Available records
--*--

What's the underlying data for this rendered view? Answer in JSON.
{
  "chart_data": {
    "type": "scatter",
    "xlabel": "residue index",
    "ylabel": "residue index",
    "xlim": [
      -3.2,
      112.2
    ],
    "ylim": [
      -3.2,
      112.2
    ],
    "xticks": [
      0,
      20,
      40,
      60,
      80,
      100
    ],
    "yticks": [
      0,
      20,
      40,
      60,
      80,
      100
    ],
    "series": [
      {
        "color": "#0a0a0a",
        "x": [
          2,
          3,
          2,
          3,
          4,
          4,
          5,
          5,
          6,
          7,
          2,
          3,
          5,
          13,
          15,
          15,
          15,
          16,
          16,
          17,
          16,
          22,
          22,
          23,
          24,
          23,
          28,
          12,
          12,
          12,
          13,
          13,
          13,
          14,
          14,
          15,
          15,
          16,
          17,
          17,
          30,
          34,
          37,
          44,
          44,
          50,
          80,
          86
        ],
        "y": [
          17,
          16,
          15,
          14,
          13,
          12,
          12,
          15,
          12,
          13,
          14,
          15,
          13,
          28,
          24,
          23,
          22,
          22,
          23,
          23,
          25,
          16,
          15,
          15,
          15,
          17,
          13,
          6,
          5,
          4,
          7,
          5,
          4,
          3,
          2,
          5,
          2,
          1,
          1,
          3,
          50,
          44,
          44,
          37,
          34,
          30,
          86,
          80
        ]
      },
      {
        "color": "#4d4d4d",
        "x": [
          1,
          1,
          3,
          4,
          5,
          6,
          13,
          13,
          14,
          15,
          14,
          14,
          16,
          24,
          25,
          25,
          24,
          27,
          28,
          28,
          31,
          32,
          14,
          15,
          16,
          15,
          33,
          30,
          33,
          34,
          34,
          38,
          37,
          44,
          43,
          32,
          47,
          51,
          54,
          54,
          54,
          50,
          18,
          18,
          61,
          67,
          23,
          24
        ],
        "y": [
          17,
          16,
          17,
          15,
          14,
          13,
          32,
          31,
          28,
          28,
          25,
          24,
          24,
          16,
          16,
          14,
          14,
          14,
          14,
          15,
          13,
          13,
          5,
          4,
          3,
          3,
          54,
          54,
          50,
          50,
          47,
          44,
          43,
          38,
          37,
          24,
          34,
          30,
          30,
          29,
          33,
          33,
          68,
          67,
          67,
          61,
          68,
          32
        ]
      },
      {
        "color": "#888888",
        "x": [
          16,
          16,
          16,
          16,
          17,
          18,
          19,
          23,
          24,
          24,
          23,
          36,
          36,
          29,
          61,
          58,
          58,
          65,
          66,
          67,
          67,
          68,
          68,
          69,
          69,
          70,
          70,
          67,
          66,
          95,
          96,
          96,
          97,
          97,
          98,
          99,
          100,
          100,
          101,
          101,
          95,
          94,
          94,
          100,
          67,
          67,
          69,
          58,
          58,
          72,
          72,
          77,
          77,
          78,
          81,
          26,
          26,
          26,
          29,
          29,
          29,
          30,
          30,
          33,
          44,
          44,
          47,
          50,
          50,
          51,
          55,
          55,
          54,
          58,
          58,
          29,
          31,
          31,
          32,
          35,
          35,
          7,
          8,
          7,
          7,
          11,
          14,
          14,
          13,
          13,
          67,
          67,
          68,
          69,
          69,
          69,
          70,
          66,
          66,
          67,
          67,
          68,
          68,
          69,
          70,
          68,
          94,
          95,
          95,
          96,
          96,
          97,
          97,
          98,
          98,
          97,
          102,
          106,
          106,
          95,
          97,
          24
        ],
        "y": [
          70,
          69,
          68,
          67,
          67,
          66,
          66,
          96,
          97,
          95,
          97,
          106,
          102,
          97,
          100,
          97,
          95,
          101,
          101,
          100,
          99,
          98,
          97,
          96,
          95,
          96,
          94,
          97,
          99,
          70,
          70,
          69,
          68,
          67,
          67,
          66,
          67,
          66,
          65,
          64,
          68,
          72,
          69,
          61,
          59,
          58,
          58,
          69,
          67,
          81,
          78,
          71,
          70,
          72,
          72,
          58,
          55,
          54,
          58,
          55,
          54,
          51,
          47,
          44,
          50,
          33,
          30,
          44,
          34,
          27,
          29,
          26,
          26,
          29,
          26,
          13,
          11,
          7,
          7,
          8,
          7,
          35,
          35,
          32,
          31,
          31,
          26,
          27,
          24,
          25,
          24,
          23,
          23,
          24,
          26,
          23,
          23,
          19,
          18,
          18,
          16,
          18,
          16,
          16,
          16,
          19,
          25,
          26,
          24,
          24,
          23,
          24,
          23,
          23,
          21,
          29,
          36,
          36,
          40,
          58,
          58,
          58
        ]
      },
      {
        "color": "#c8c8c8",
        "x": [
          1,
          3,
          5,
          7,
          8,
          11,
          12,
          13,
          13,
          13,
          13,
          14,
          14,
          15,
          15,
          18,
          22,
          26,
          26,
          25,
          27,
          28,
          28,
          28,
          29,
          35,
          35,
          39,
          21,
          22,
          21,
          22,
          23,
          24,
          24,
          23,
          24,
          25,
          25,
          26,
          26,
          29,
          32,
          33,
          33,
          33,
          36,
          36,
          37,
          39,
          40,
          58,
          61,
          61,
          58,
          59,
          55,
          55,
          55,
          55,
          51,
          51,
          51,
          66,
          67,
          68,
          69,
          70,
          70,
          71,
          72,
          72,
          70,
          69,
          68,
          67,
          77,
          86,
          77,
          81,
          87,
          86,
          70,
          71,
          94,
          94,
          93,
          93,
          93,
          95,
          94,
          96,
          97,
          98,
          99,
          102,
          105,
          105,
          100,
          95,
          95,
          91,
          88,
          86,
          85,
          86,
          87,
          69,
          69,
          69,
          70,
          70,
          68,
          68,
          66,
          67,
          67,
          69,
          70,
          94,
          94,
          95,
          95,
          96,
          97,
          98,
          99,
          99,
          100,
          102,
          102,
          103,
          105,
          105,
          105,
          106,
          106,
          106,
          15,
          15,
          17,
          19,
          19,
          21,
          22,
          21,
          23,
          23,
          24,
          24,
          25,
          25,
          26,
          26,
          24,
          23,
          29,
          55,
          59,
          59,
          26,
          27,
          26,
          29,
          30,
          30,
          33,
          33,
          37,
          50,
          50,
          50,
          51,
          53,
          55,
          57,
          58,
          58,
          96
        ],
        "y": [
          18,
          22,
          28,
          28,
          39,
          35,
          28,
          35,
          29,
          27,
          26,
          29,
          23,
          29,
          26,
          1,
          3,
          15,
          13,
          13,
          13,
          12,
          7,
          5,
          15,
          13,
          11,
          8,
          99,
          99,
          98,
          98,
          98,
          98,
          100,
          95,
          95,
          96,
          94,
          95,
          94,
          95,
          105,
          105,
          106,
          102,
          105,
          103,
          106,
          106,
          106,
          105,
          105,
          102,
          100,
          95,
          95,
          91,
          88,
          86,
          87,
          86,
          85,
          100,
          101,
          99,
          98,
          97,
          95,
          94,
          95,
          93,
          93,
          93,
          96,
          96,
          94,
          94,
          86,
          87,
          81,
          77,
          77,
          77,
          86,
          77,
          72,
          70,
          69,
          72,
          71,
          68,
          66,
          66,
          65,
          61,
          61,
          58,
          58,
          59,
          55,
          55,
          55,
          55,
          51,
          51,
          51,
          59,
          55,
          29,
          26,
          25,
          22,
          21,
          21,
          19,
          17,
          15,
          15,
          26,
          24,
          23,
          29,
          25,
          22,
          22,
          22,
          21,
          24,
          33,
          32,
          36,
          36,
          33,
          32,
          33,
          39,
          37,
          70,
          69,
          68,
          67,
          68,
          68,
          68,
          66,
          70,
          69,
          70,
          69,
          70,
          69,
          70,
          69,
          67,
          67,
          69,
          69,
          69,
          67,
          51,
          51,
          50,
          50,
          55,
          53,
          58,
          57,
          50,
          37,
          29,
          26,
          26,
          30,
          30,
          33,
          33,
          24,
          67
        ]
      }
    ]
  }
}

--*--

From the data above, show each line that contains "index".

    "xlabel": "residue index",
    "ylabel": "residue index",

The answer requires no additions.